__INPUT MATERIAL__.

[start]

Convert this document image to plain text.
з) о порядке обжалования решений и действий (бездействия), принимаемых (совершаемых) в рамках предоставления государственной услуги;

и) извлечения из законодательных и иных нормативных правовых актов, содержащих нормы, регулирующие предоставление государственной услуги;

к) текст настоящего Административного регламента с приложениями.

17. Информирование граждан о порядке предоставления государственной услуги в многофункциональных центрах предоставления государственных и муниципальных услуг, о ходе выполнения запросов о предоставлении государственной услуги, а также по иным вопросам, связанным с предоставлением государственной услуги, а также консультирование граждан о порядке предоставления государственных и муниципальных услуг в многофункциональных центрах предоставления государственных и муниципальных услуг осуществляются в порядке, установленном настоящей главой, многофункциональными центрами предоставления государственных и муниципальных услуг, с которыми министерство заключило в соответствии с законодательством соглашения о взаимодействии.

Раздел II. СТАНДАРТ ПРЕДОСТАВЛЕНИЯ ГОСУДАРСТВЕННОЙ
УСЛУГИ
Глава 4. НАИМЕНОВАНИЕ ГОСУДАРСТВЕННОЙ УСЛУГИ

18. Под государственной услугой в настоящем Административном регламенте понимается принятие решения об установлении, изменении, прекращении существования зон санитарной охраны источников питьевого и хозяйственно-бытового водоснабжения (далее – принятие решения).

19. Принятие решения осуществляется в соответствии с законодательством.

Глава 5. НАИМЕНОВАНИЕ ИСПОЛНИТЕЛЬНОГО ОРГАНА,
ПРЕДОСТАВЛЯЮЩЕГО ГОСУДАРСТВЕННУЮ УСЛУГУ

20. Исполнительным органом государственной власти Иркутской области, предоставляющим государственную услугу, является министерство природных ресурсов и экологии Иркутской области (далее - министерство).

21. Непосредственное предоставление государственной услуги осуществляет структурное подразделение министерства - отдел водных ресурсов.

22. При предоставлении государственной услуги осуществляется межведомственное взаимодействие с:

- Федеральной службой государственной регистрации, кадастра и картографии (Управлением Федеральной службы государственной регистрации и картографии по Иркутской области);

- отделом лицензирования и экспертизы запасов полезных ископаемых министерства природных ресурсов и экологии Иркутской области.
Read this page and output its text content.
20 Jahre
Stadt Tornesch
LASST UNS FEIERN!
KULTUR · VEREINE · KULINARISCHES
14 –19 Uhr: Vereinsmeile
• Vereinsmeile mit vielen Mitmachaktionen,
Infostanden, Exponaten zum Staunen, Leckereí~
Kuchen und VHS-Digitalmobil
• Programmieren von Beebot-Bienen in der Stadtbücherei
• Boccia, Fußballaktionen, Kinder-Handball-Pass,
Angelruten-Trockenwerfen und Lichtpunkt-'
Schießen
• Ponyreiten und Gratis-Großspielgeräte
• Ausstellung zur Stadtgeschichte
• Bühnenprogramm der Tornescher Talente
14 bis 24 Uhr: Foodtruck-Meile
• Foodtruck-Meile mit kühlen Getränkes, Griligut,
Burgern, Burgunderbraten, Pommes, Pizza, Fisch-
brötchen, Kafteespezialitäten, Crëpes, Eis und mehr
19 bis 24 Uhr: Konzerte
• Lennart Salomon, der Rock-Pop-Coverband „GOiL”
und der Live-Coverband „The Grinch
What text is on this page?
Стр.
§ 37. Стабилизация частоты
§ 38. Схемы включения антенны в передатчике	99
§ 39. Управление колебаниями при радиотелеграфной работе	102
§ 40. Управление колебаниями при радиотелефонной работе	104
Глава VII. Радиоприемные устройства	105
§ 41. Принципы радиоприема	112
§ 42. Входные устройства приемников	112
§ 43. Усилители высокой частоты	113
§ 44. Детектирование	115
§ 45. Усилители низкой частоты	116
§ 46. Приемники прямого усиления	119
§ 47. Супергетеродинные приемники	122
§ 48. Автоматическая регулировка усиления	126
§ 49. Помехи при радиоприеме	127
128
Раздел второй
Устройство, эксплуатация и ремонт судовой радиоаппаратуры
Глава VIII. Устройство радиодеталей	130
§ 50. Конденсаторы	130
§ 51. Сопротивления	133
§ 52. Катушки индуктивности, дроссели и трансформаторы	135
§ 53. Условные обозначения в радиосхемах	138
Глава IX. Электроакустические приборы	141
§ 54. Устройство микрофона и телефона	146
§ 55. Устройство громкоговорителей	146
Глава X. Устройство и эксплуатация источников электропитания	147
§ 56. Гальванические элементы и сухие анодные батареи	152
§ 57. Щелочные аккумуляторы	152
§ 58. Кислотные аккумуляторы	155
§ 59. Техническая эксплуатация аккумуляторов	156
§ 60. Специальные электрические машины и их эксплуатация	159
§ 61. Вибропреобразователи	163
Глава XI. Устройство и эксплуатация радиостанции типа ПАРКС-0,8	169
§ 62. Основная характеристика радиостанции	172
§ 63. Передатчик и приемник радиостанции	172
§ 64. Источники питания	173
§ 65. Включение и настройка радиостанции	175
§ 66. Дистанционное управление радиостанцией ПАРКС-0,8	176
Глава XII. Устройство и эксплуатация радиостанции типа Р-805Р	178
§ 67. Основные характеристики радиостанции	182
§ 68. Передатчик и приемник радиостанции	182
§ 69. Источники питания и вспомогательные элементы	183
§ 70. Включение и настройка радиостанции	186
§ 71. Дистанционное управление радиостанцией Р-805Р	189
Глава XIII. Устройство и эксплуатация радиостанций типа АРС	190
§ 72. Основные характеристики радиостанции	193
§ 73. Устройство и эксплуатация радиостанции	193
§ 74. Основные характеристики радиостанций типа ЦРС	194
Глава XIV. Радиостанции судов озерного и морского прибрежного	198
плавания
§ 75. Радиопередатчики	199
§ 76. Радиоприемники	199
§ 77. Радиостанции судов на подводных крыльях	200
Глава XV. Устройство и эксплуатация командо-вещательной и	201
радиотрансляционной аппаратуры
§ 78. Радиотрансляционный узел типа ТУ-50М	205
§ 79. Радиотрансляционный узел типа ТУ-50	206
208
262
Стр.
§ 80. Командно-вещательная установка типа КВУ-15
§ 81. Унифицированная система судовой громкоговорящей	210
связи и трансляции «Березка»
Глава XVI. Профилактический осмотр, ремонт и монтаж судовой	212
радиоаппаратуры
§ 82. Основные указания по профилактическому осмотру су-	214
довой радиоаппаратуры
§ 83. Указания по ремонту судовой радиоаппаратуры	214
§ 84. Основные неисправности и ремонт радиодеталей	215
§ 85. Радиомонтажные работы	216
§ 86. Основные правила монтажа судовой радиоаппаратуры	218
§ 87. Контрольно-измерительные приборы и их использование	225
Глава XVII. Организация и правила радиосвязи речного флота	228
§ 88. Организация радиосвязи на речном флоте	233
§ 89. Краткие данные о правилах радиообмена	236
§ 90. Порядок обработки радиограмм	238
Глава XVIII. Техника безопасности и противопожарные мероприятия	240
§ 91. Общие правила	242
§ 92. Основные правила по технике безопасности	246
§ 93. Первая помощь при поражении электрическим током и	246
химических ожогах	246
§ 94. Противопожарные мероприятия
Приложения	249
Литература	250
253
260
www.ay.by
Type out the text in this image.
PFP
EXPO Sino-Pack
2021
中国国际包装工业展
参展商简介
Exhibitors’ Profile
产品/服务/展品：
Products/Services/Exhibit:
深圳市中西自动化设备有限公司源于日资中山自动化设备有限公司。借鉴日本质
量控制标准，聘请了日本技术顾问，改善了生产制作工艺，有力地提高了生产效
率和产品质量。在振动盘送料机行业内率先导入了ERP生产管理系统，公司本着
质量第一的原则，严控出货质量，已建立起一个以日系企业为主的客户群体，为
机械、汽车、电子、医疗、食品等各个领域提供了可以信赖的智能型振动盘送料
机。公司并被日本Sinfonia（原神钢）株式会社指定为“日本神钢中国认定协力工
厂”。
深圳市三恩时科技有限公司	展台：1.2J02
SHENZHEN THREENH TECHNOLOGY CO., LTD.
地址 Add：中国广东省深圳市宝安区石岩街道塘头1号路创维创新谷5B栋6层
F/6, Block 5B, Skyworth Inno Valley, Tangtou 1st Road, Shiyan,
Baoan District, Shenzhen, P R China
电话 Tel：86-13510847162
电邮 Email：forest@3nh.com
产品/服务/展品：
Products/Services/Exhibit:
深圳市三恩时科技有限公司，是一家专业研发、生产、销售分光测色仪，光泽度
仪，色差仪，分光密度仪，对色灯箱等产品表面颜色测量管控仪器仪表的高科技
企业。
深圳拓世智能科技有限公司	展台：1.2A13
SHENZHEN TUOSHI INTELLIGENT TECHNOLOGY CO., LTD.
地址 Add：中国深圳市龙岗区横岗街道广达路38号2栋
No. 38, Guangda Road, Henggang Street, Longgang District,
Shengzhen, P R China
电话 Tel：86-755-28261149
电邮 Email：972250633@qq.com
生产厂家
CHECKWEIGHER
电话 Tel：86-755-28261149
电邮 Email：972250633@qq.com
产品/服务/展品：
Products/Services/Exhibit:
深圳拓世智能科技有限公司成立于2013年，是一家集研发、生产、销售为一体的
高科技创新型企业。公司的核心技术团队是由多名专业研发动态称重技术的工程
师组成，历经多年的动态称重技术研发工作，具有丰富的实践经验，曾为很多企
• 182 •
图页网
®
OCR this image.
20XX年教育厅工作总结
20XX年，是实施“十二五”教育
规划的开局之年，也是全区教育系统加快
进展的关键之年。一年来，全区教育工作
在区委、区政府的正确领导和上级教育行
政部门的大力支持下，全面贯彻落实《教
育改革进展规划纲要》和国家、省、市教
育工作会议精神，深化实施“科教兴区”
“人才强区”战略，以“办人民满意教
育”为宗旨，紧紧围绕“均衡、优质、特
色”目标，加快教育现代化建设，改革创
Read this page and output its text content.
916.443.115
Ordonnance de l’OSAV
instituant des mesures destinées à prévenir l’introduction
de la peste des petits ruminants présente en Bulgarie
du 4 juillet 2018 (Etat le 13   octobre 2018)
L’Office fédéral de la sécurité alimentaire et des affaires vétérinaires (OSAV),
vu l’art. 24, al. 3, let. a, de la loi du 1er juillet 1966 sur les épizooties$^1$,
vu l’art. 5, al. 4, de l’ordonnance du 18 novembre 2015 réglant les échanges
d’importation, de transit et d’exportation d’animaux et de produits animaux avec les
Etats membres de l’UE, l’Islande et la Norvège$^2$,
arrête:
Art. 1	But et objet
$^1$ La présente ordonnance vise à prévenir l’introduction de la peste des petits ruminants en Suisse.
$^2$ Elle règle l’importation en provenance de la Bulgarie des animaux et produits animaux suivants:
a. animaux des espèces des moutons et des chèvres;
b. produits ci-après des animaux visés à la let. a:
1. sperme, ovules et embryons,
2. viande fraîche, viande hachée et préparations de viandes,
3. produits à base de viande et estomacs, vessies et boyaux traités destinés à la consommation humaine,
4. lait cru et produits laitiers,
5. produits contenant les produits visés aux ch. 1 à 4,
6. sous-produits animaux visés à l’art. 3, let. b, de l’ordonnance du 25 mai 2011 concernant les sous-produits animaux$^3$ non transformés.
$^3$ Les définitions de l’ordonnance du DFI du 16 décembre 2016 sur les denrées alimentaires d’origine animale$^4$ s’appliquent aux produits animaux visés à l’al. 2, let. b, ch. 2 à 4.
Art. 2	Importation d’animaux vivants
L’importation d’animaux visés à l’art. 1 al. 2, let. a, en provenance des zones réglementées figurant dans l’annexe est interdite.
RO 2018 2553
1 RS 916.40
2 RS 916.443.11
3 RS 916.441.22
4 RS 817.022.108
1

[end]

__DESCRIPTION OF THE TASK__.
Search the records above for the string "характеристики". Copy every line that contains it.

__RESPONSE TO THIS EXERCISE__.
§ 67. Основные характеристики радиостанции	182
§ 72. Основные характеристики радиостанции	193
§ 74. Основные характеристики радиостанций типа ЦРС	194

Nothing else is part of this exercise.